What to work on -
Each entry has to be copied exactly, with nothing missed.

[Records]
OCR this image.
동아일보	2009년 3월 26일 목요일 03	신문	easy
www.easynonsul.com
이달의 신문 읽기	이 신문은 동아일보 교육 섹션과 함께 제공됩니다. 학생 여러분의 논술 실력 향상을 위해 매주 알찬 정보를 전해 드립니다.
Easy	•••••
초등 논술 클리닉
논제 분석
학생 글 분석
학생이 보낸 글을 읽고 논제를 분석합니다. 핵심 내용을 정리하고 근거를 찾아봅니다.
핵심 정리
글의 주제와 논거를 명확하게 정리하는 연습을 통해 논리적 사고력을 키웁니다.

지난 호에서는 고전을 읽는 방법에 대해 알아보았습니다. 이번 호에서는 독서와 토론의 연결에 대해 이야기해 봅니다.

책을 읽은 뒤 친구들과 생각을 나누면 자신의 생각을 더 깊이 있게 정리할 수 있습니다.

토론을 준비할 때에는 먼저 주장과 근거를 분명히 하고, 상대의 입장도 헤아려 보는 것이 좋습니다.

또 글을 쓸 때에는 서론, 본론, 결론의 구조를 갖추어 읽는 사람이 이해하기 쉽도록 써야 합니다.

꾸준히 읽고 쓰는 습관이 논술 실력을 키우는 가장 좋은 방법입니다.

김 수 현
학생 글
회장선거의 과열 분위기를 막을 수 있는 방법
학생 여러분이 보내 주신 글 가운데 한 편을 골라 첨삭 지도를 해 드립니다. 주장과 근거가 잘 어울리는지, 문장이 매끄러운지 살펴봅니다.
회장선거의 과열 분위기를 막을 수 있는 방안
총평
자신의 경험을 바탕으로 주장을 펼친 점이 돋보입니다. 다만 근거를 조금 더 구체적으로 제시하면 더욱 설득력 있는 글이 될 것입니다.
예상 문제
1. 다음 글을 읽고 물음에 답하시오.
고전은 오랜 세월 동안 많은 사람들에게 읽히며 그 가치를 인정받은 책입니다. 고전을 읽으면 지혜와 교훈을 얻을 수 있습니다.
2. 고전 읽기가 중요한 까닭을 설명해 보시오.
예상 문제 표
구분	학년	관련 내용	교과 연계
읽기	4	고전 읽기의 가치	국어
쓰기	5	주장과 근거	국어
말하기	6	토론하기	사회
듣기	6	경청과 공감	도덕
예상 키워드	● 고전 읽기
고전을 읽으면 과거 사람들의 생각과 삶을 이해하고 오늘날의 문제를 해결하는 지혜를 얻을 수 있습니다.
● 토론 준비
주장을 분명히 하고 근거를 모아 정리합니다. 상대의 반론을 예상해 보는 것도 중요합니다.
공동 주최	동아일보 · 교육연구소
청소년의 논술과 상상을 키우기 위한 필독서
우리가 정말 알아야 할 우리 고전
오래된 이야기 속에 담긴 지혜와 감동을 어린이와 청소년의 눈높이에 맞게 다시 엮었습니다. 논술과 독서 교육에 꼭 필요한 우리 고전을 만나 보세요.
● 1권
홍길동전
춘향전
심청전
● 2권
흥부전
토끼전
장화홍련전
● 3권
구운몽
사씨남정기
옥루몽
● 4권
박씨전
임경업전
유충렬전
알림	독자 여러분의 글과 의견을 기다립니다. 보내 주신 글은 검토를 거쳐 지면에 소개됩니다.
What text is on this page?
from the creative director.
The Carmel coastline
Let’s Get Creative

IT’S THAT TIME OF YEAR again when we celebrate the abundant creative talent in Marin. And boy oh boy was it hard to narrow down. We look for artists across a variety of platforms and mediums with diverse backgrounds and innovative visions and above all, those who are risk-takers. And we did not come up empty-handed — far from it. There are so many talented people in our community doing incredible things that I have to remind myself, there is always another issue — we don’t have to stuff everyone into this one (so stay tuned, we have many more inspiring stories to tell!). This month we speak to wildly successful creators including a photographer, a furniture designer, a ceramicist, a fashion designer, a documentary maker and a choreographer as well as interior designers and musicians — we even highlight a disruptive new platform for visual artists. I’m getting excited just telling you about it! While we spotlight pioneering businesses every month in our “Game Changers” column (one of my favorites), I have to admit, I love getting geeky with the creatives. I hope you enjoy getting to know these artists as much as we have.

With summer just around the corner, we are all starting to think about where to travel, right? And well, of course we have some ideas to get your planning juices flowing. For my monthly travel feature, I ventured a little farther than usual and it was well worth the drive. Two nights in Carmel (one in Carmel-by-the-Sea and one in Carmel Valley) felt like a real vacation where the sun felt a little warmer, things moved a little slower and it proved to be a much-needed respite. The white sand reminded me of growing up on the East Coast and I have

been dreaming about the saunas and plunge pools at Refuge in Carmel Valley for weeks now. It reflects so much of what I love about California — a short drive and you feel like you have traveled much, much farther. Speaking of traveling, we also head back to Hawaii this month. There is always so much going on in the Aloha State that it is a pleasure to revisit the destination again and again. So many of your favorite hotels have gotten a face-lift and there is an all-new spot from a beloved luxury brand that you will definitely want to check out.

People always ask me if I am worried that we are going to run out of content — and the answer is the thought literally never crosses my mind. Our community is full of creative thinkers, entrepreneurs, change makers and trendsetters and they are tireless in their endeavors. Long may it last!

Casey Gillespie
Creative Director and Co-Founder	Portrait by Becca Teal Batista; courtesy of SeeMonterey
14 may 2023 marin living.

Reply to the exercise -
OCR this image.
동아일보	2009년 3월 26일 목요일 03	신문	easy
www.easynonsul.com
이달의 신문 읽기	이 신문은 동아일보 교육 섹션과 함께 제공됩니다. 학생 여러분의 논술 실력 향상을 위해 매주 알찬 정보를 전해 드립니다.
Easy	•••••
초등 논술 클리닉
논제 분석
학생 글 분석
학생이 보낸 글을 읽고 논제를 분석합니다. 핵심 내용을 정리하고 근거를 찾아봅니다.
핵심 정리
글의 주제와 논거를 명확하게 정리하는 연습을 통해 논리적 사고력을 키웁니다.

지난 호에서는 고전을 읽는 방법에 대해 알아보았습니다. 이번 호에서는 독서와 토론의 연결에 대해 이야기해 봅니다.

책을 읽은 뒤 친구들과 생각을 나누면 자신의 생각을 더 깊이 있게 정리할 수 있습니다.

토론을 준비할 때에는 먼저 주장과 근거를 분명히 하고, 상대의 입장도 헤아려 보는 것이 좋습니다.

또 글을 쓸 때에는 서론, 본론, 결론의 구조를 갖추어 읽는 사람이 이해하기 쉽도록 써야 합니다.

꾸준히 읽고 쓰는 습관이 논술 실력을 키우는 가장 좋은 방법입니다.

김 수 현
학생 글
회장선거의 과열 분위기를 막을 수 있는 방법
학생 여러분이 보내 주신 글 가운데 한 편을 골라 첨삭 지도를 해 드립니다. 주장과 근거가 잘 어울리는지, 문장이 매끄러운지 살펴봅니다.
회장선거의 과열 분위기를 막을 수 있는 방안
총평
자신의 경험을 바탕으로 주장을 펼친 점이 돋보입니다. 다만 근거를 조금 더 구체적으로 제시하면 더욱 설득력 있는 글이 될 것입니다.
예상 문제
1. 다음 글을 읽고 물음에 답하시오.
고전은 오랜 세월 동안 많은 사람들에게 읽히며 그 가치를 인정받은 책입니다. 고전을 읽으면 지혜와 교훈을 얻을 수 있습니다.
2. 고전 읽기가 중요한 까닭을 설명해 보시오.
예상 문제 표
구분	학년	관련 내용	교과 연계
읽기	4	고전 읽기의 가치	국어
쓰기	5	주장과 근거	국어
말하기	6	토론하기	사회
듣기	6	경청과 공감	도덕
예상 키워드	● 고전 읽기
고전을 읽으면 과거 사람들의 생각과 삶을 이해하고 오늘날의 문제를 해결하는 지혜를 얻을 수 있습니다.
● 토론 준비
주장을 분명히 하고 근거를 모아 정리합니다. 상대의 반론을 예상해 보는 것도 중요합니다.
공동 주최	동아일보 · 교육연구소
청소년의 논술과 상상을 키우기 위한 필독서
우리가 정말 알아야 할 우리 고전
오래된 이야기 속에 담긴 지혜와 감동을 어린이와 청소년의 눈높이에 맞게 다시 엮었습니다. 논술과 독서 교육에 꼭 필요한 우리 고전을 만나 보세요.
● 1권
홍길동전
춘향전
심청전
● 2권
흥부전
토끼전
장화홍련전
● 3권
구운몽
사씨남정기
옥루몽
● 4권
박씨전
임경업전
유충렬전
알림	독자 여러분의 글과 의견을 기다립니다. 보내 주신 글은 검토를 거쳐 지면에 소개됩니다.
What text is on this page?
from the creative director.
The Carmel coastline
Let’s Get Creative

IT’S THAT TIME OF YEAR again when we celebrate the abundant creative talent in Marin. And boy oh boy was it hard to narrow down. We look for artists across a variety of platforms and mediums with diverse backgrounds and innovative visions and above all, those who are risk-takers. And we did not come up empty-handed — far from it. There are so many talented people in our community doing incredible things that I have to remind myself, there is always another issue — we don’t have to stuff everyone into this one (so stay tuned, we have many more inspiring stories to tell!). This month we speak to wildly successful creators including a photographer, a furniture designer, a ceramicist, a fashion designer, a documentary maker and a choreographer as well as interior designers and musicians — we even highlight a disruptive new platform for visual artists. I’m getting excited just telling you about it! While we spotlight pioneering businesses every month in our “Game Changers” column (one of my favorites), I have to admit, I love getting geeky with the creatives. I hope you enjoy getting to know these artists as much as we have.

With summer just around the corner, we are all starting to think about where to travel, right? And well, of course we have some ideas to get your planning juices flowing. For my monthly travel feature, I ventured a little farther than usual and it was well worth the drive. Two nights in Carmel (one in Carmel-by-the-Sea and one in Carmel Valley) felt like a real vacation where the sun felt a little warmer, things moved a little slower and it proved to be a much-needed respite. The white sand reminded me of growing up on the East Coast and I have

been dreaming about the saunas and plunge pools at Refuge in Carmel Valley for weeks now. It reflects so much of what I love about California — a short drive and you feel like you have traveled much, much farther. Speaking of traveling, we also head back to Hawaii this month. There is always so much going on in the Aloha State that it is a pleasure to revisit the destination again and again. So many of your favorite hotels have gotten a face-lift and there is an all-new spot from a beloved luxury brand that you will definitely want to check out.

People always ask me if I am worried that we are going to run out of content — and the answer is the thought literally never crosses my mind. Our community is full of creative thinkers, entrepreneurs, change makers and trendsetters and they are tireless in their endeavors. Long may it last!

Casey Gillespie
Creative Director and Co-Founder	Portrait by Becca Teal Batista; courtesy of SeeMonterey
14 may 2023 marin living.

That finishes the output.